Exercise aim — Pull out every line below that contains the word "servemus".
--- START ---
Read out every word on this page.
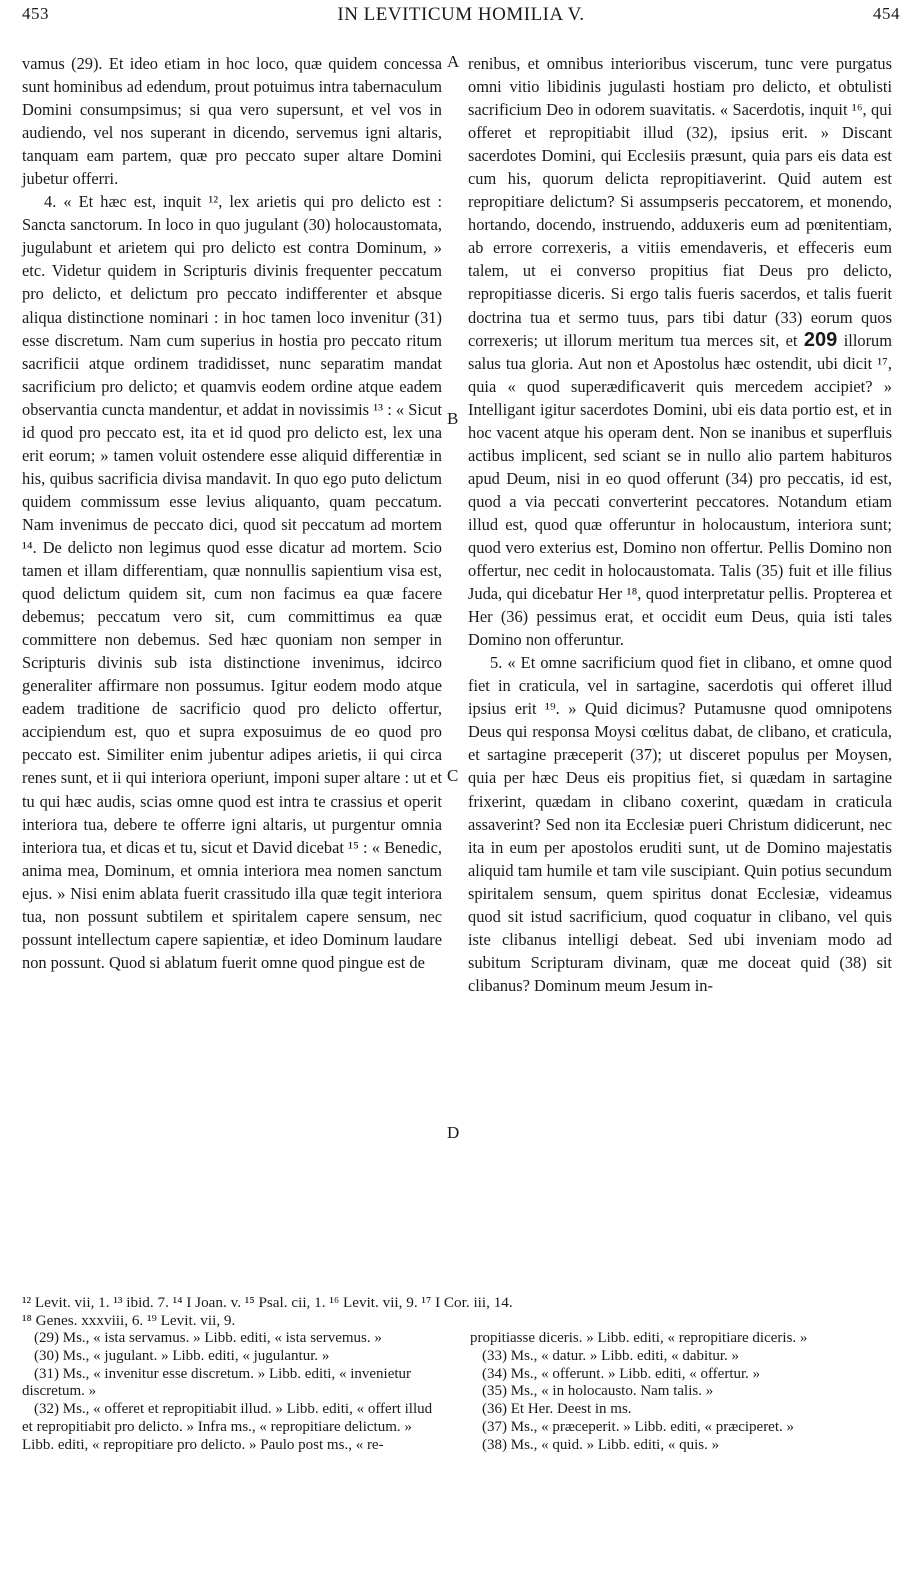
453	IN LEVITICUM HOMILIA V.	454
A
B
C
D

vamus (29). Et ideo etiam in hoc loco, quæ quidem concessa sunt hominibus ad edendum, prout potuimus intra tabernaculum Domini consumpsimus; si qua vero supersunt, et vel vos in audiendo, vel nos superant in dicendo, servemus igni altaris, tanquam eam partem, quæ pro peccato super altare Domini jubetur offerri.

4. « Et hæc est, inquit ¹², lex arietis qui pro delicto est : Sancta sanctorum. In loco in quo jugulant (30) holocaustomata, jugulabunt et arietem qui pro delicto est contra Dominum, » etc. Videtur quidem in Scripturis divinis frequenter peccatum pro delicto, et delictum pro peccato indifferenter et absque aliqua distinctione nominari : in hoc tamen loco invenitur (31) esse discretum. Nam cum superius in hostia pro peccato ritum sacrificii atque ordinem tradidisset, nunc separatim mandat sacrificium pro delicto; et quamvis eodem ordine atque eadem observantia cuncta mandentur, et addat in novissimis ¹³ : « Sicut id quod pro peccato est, ita et id quod pro delicto est, lex una erit eorum; » tamen voluit ostendere esse aliquid differentiæ in his, quibus sacrificia divisa mandavit. In quo ego puto delictum quidem commissum esse levius aliquanto, quam peccatum. Nam invenimus de peccato dici, quod sit peccatum ad mortem ¹⁴. De delicto non legimus quod esse dicatur ad mortem. Scio tamen et illam differentiam, quæ nonnullis sapientium visa est, quod delictum quidem sit, cum non facimus ea quæ facere debemus; peccatum vero sit, cum committimus ea quæ committere non debemus. Sed hæc quoniam non semper in Scripturis divinis sub ista distinctione invenimus, idcirco generaliter affirmare non possumus. Igitur eodem modo atque eadem traditione de sacrificio quod pro delicto offertur, accipiendum est, quo et supra exposuimus de eo quod pro peccato est. Similiter enim jubentur adipes arietis, ii qui circa renes sunt, et ii qui interiora operiunt, imponi super altare : ut et tu qui hæc audis, scias omne quod est intra te crassius et operit interiora tua, debere te offerre igni altaris, ut purgentur omnia interiora tua, et dicas et tu, sicut et David dicebat ¹⁵ : « Benedic, anima mea, Dominum, et omnia interiora mea nomen sanctum ejus. » Nisi enim ablata fuerit crassitudo illa quæ tegit interiora tua, non possunt subtilem et spiritalem capere sensum, nec possunt intellectum capere sapientiæ, et ideo Dominum laudare non possunt. Quod si ablatum fuerit omne quod pingue est de

renibus, et omnibus interioribus viscerum, tunc vere purgatus omni vitio libidinis jugulasti hostiam pro delicto, et obtulisti sacrificium Deo in odorem suavitatis. « Sacerdotis, inquit ¹⁶, qui offeret et repropitiabit illud (32), ipsius erit. » Discant sacerdotes Domini, qui Ecclesiis præsunt, quia pars eis data est cum his, quorum delicta repropitiaverint. Quid autem est repropitiare delictum? Si assumpseris peccatorem, et monendo, hortando, docendo, instruendo, adduxeris eum ad pœnitentiam, ab errore correxeris, a vitiis emendaveris, et effeceris eum talem, ut ei converso propitius fiat Deus pro delicto, repropitiasse diceris. Si ergo talis fueris sacerdos, et talis fuerit doctrina tua et sermo tuus, pars tibi datur (33) eorum quos correxeris; ut illorum meritum tua merces sit, et 209 illorum salus tua gloria. Aut non et Apostolus hæc ostendit, ubi dicit ¹⁷, quia « quod superædificaverit quis mercedem accipiet? » Intelligant igitur sacerdotes Domini, ubi eis data portio est, et in hoc vacent atque his operam dent. Non se inanibus et superfluis actibus implicent, sed sciant se in nullo alio partem habituros apud Deum, nisi in eo quod offerunt (34) pro peccatis, id est, quod a via peccati converterint peccatores. Notandum etiam illud est, quod quæ offeruntur in holocaustum, interiora sunt; quod vero exterius est, Domino non offertur. Pellis Domino non offertur, nec cedit in holocaustomata. Talis (35) fuit et ille filius Juda, qui dicebatur Her ¹⁸, quod interpretatur pellis. Propterea et Her (36) pessimus erat, et occidit eum Deus, quia isti tales Domino non offeruntur.

5. « Et omne sacrificium quod fiet in clibano, et omne quod fiet in craticula, vel in sartagine, sacerdotis qui offeret illud ipsius erit ¹⁹. » Quid dicimus? Putamusne quod omnipotens Deus qui responsa Moysi cœlitus dabat, de clibano, et craticula, et sartagine præceperit (37); ut disceret populus per Moysen, quia per hæc Deus eis propitius fiet, si quædam in sartagine frixerint, quædam in clibano coxerint, quædam in craticula assaverint? Sed non ita Ecclesiæ pueri Christum didicerunt, nec ita in eum per apostolos eruditi sunt, ut de Domino majestatis aliquid tam humile et tam vile suscipiant. Quin potius secundum spiritalem sensum, quem spiritus donat Ecclesiæ, videamus quod sit istud sacrificium, quod coquatur in clibano, vel quis iste clibanus intelligi debeat. Sed ubi inveniam modo ad subitum Scripturam divinam, quæ me doceat quid (38) sit clibanus? Dominum meum Jesum in-

¹² Levit. vii, 1. ¹³ ibid. 7. ¹⁴ I Joan. v. ¹⁵ Psal. cii, 1. ¹⁶ Levit. vii, 9. ¹⁷ I Cor. iii, 14.
¹⁸ Genes. xxxviii, 6. ¹⁹ Levit. vii, 9.
(29) Ms., « ista servamus. » Libb. editi, « ista servemus. »
(30) Ms., « jugulant. » Libb. editi, « jugulantur. »
(31) Ms., « invenitur esse discretum. » Libb. editi, « invenietur discretum. »
(32) Ms., « offeret et repropitiabit illud. » Libb. editi, « offert illud et repropitiabit pro delicto. » Infra ms., « repropitiare delictum. » Libb. editi, « repropitiare pro delicto. » Paulo post ms., « re-
propitiasse diceris. » Libb. editi, « repropitiare diceris. »
(33) Ms., « datur. » Libb. editi, « dabitur. »
(34) Ms., « offerunt. » Libb. editi, « offertur. »
(35) Ms., « in holocausto. Nam talis. »
(36) Et Her. Deest in ms.
(37) Ms., « præceperit. » Libb. editi, « præciperet. »
(38) Ms., « quid. » Libb. editi, « quis. »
--- END ---
Solution —
vamus (29). Et ideo etiam in hoc loco, quæ quidem concessa sunt hominibus ad edendum, prout potuimus intra tabernaculum Domini consumpsimus; si qua vero supersunt, et vel vos in audiendo, vel nos superant in dicendo, servemus igni altaris, tanquam eam partem, quæ pro peccato super altare Domini jubetur offerri.
(29) Ms., « ista servamus. » Libb. editi, « ista servemus. »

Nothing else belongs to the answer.